Stored records

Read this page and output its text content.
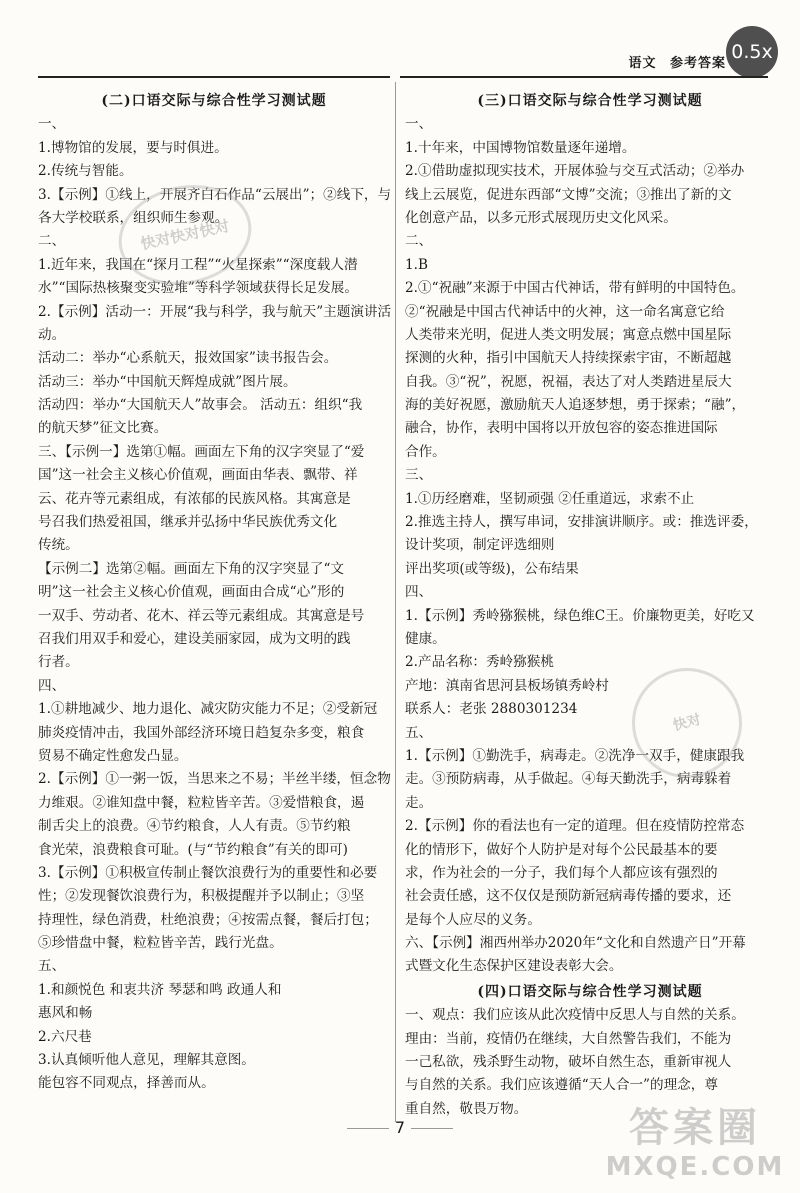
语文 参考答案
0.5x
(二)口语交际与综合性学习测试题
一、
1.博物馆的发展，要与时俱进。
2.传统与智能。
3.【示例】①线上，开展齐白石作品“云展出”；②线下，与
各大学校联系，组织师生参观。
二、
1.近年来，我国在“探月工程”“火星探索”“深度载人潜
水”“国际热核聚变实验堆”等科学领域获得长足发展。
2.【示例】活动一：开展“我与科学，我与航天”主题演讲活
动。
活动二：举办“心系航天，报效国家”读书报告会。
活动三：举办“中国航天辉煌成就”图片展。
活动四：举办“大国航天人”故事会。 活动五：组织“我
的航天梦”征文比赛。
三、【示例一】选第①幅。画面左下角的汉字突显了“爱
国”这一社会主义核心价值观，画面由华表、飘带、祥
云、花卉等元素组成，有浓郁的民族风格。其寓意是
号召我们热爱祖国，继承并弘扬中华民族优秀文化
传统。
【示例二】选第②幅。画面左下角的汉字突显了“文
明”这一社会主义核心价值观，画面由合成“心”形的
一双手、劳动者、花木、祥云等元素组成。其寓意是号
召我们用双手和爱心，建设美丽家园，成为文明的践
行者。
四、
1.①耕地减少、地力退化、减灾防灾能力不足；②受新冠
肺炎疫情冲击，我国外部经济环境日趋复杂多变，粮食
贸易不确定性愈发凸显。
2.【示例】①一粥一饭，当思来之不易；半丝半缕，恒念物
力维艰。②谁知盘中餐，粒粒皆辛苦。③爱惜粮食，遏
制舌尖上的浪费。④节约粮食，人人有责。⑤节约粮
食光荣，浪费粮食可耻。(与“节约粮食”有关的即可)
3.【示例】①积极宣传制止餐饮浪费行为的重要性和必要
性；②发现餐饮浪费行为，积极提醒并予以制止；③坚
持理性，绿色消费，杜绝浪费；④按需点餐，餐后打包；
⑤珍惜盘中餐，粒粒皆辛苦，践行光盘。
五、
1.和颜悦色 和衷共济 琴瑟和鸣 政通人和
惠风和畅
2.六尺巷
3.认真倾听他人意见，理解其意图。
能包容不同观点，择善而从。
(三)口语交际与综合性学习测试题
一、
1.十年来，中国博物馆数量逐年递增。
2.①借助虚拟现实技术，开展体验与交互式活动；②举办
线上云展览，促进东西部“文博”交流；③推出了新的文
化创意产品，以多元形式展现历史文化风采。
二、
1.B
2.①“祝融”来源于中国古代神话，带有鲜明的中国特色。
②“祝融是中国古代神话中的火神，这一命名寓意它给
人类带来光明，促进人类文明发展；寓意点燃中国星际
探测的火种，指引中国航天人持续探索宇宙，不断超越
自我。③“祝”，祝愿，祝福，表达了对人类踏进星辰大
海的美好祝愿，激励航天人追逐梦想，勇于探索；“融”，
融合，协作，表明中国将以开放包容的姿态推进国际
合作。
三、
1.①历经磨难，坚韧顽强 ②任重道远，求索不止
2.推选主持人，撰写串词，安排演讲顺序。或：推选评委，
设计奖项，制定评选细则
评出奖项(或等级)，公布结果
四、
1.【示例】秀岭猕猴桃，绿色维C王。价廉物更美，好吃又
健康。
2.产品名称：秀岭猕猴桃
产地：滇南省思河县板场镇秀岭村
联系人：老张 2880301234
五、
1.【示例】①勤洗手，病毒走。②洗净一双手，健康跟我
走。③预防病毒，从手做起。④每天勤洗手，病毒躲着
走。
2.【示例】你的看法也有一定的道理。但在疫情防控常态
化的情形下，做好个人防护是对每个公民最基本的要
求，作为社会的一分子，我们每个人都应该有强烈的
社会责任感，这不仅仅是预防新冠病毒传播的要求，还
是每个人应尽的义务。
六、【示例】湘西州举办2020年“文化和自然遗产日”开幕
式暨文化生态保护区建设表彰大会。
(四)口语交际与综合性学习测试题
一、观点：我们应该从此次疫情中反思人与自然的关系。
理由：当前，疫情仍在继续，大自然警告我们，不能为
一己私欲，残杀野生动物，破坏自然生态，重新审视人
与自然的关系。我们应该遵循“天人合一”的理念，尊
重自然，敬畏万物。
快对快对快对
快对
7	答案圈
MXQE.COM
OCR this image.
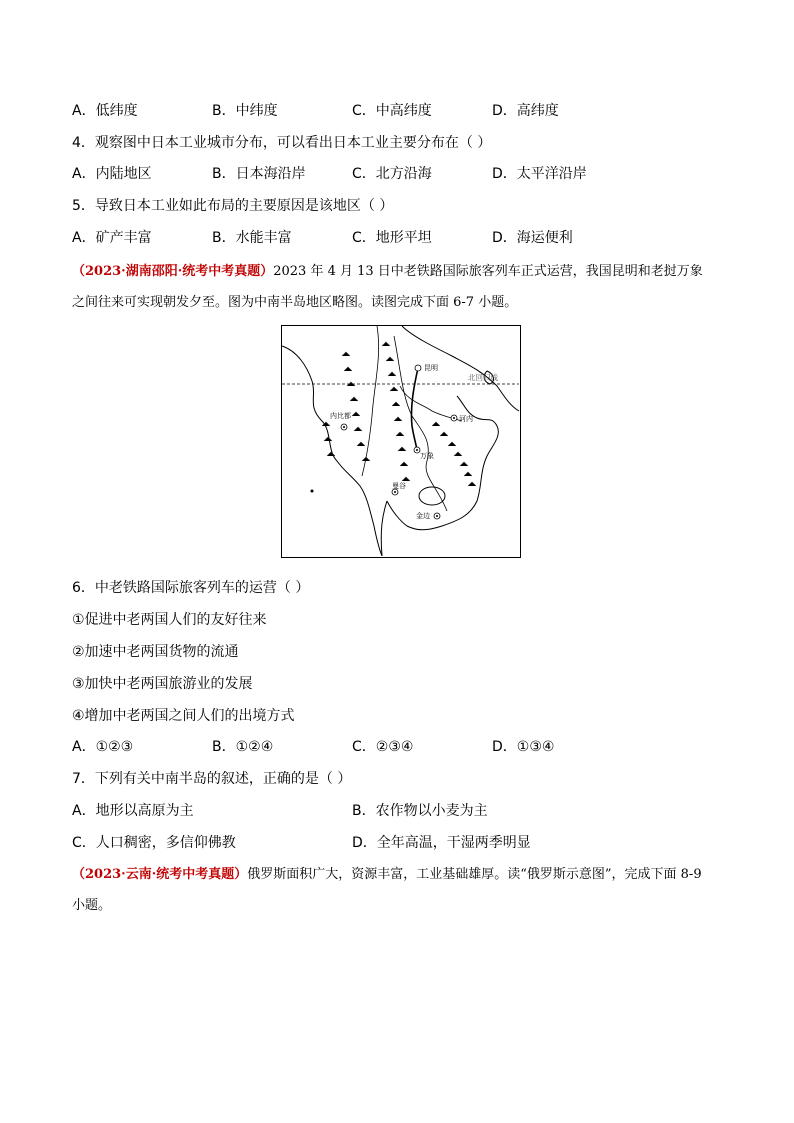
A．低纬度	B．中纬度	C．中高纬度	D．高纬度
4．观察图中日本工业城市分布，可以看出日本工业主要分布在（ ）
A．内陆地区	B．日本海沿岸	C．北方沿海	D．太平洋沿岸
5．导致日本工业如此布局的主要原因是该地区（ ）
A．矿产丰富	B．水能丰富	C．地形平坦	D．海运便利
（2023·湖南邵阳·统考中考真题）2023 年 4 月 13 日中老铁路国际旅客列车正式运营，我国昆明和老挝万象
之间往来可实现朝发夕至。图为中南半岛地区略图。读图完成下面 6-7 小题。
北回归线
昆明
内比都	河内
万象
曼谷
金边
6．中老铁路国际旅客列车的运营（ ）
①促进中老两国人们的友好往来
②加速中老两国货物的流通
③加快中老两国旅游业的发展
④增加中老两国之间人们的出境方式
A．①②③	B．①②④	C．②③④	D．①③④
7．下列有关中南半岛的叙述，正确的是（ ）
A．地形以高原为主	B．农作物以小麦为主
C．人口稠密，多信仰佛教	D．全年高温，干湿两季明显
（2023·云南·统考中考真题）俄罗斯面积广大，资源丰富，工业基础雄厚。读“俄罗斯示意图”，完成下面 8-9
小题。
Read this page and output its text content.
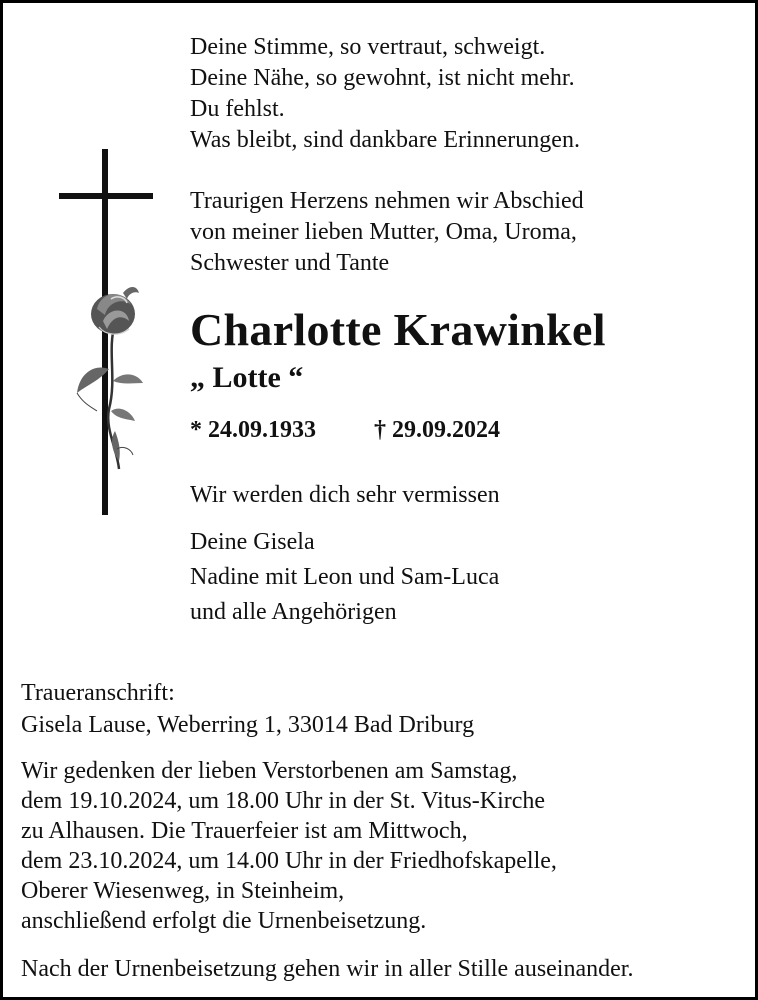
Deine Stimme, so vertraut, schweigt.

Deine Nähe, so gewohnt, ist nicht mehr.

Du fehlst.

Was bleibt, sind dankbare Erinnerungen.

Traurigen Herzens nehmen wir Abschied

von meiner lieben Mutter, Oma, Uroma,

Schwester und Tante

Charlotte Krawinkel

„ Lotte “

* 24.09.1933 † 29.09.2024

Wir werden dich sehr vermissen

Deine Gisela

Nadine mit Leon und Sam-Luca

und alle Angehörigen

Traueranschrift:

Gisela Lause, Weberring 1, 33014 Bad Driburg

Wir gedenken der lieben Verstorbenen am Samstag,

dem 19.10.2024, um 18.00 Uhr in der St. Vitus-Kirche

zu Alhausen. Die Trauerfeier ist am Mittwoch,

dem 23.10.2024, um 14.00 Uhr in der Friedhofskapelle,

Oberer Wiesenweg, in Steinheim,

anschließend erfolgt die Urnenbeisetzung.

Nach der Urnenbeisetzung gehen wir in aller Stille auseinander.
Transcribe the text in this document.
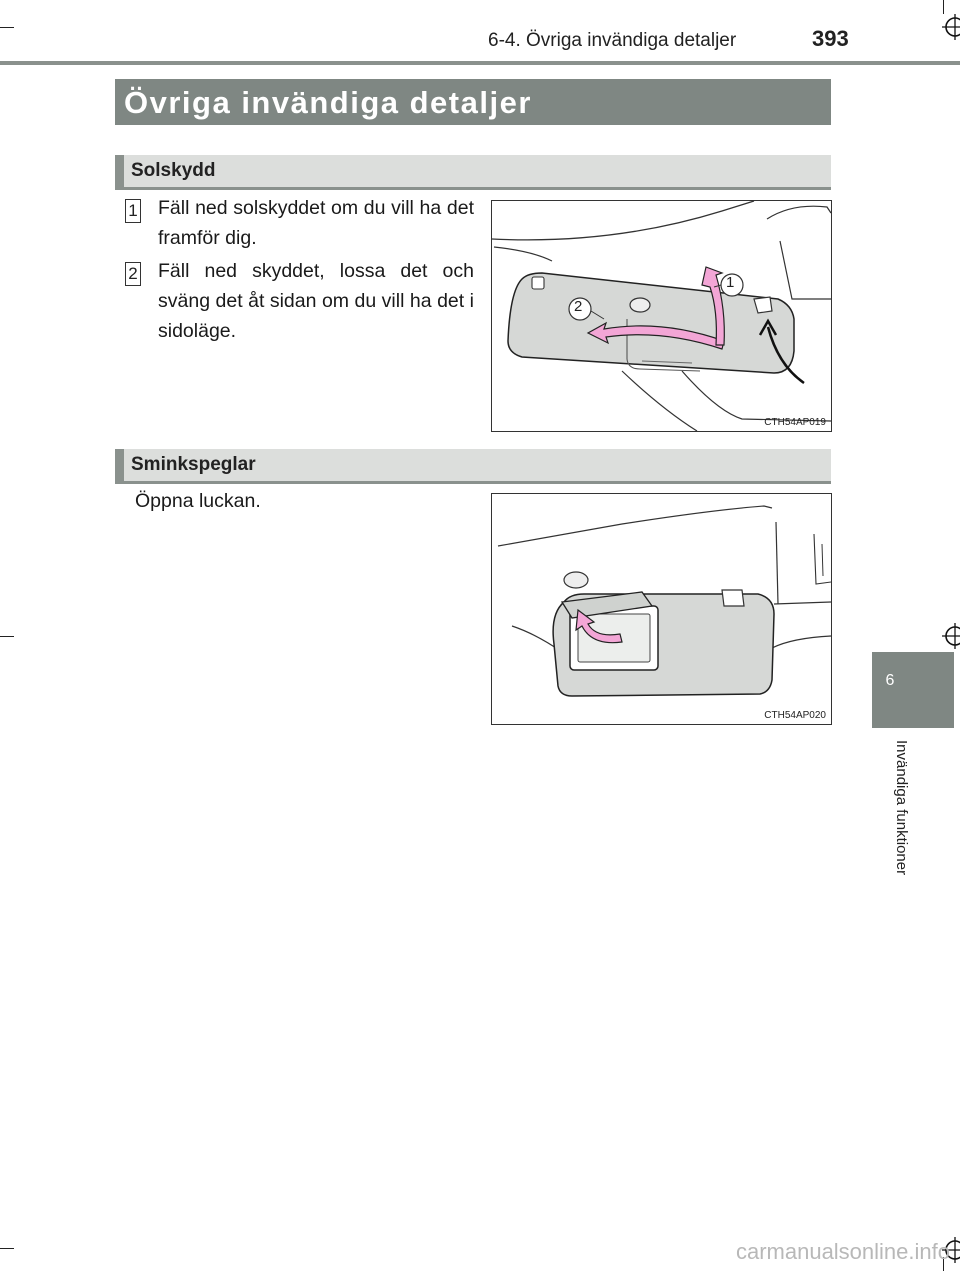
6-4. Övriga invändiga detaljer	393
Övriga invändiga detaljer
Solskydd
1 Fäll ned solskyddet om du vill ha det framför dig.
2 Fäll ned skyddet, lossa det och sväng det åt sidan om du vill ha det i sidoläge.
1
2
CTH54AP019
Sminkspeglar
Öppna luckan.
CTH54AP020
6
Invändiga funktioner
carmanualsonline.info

→ TASK:
Return from the data every line that holds "这一社会主义核心价值观".

→ EXERCISE RESPONSE:
国”这一社会主义核心价值观，画面由华表、飘带、祥
明”这一社会主义核心价值观，画面由合成“心”形的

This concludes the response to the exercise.